Stored data entries
◇ ◇ ◇
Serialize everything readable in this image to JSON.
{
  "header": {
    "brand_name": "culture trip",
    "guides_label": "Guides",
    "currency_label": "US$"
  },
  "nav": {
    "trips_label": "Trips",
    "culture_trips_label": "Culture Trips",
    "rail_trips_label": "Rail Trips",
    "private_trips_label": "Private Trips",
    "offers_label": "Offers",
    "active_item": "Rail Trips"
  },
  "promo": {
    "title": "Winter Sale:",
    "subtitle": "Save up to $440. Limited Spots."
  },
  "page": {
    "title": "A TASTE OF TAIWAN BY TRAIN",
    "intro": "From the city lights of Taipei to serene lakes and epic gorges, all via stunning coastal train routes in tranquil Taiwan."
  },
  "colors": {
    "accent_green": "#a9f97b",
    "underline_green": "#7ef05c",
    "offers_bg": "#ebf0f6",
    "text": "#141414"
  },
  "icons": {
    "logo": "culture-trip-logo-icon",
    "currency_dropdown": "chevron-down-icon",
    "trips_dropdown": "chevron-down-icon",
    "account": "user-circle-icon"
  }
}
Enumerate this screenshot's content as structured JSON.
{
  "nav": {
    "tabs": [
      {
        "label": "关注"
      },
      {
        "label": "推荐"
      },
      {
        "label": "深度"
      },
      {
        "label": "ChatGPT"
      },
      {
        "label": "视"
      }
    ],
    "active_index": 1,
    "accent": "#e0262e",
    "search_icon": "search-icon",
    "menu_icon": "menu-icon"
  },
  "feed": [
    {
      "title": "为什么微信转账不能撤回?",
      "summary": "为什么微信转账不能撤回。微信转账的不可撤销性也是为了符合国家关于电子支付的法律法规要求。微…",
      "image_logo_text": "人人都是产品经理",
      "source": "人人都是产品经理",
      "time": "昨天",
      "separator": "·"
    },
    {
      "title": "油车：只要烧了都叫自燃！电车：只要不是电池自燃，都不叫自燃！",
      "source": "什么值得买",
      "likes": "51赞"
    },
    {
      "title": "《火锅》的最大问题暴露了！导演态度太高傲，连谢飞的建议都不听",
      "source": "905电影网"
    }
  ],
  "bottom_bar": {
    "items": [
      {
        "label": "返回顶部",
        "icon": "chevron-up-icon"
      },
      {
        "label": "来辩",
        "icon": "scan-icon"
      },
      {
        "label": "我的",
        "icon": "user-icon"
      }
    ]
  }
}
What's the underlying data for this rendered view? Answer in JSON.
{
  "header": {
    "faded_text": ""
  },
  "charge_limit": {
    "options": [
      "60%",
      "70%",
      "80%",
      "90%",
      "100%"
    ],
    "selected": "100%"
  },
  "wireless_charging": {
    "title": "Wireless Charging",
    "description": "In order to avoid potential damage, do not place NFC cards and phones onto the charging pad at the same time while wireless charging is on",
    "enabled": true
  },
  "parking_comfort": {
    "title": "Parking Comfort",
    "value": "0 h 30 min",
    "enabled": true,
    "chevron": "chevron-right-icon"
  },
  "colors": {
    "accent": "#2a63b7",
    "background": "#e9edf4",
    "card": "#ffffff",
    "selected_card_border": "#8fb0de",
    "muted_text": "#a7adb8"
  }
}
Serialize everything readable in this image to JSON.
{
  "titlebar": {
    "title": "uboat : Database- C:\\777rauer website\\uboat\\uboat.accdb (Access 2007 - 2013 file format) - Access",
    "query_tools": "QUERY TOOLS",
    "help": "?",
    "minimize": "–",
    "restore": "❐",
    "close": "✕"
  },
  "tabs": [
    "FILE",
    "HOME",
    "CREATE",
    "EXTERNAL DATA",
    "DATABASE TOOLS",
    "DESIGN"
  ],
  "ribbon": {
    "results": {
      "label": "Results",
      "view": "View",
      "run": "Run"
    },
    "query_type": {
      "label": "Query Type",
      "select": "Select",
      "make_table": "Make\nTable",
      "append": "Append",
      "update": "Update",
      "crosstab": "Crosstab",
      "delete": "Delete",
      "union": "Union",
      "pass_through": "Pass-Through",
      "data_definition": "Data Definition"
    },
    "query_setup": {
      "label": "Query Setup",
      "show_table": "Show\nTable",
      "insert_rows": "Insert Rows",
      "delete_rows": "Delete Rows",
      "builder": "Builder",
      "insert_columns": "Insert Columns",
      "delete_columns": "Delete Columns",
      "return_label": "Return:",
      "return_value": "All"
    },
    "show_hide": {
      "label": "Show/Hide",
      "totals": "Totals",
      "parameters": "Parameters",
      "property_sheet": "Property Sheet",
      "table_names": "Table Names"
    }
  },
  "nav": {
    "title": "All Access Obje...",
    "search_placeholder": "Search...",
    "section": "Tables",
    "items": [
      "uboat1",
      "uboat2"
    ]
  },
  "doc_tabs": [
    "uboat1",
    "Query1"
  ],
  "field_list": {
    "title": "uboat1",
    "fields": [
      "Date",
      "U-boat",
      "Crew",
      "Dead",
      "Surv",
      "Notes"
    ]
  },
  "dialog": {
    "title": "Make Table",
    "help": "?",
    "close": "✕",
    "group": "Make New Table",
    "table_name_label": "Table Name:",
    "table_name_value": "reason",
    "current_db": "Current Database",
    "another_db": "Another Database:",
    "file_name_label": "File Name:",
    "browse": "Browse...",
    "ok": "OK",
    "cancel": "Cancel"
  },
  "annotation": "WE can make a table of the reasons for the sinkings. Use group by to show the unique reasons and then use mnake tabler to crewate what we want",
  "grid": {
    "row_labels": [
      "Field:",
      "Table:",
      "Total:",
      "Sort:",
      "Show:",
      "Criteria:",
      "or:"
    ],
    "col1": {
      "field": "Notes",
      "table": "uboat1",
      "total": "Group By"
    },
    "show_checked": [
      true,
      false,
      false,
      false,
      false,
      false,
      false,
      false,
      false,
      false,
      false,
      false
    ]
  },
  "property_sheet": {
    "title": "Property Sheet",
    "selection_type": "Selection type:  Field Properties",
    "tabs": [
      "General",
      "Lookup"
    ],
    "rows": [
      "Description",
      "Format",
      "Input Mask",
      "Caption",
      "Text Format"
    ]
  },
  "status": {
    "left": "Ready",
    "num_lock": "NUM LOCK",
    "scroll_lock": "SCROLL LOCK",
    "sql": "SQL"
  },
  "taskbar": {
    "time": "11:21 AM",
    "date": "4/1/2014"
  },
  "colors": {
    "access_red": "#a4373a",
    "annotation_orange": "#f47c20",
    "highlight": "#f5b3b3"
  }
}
◇ ◇ ◇
The exercise: Look through the data and gather every line with the string "Delete" in it.

Task response:
      "delete": "Delete",
      "delete_rows": "Delete Rows",
      "delete_columns": "Delete Columns",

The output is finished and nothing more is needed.